--- start of Records for processing ---

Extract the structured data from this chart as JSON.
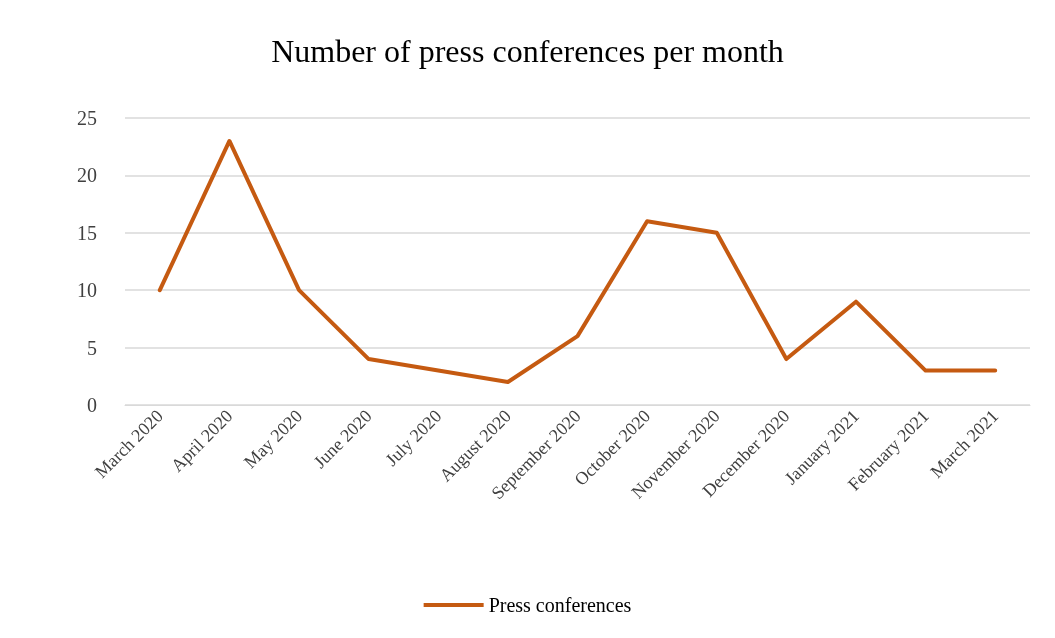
{
  "chart_data": {
    "type": "line",
    "title": "Number of press conferences per month",
    "categories": [
      "March 2020",
      "April 2020",
      "May 2020",
      "June 2020",
      "July 2020",
      "August 2020",
      "September 2020",
      "October 2020",
      "November 2020",
      "December 2020",
      "January 2021",
      "February 2021",
      "March 2021"
    ],
    "series": [
      {
        "name": "Press conferences",
        "color": "#c55a11",
        "values": [
          10,
          23,
          10,
          4,
          3,
          2,
          6,
          16,
          15,
          4,
          9,
          3,
          3
        ]
      }
    ],
    "ylim": [
      0,
      25
    ],
    "yticks": [
      0,
      5,
      10,
      15,
      20,
      25
    ],
    "grid": "y",
    "legend": "bottom",
    "marker": "none",
    "line_style": "solid"
  }
}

--- end of Records for processing ---

→ **Task instructions**:
Which lines include the word "conferences"? Copy every one of them.

→ **Complete response**:
    "title": "Number of press conferences per month",
        "name": "Press conferences",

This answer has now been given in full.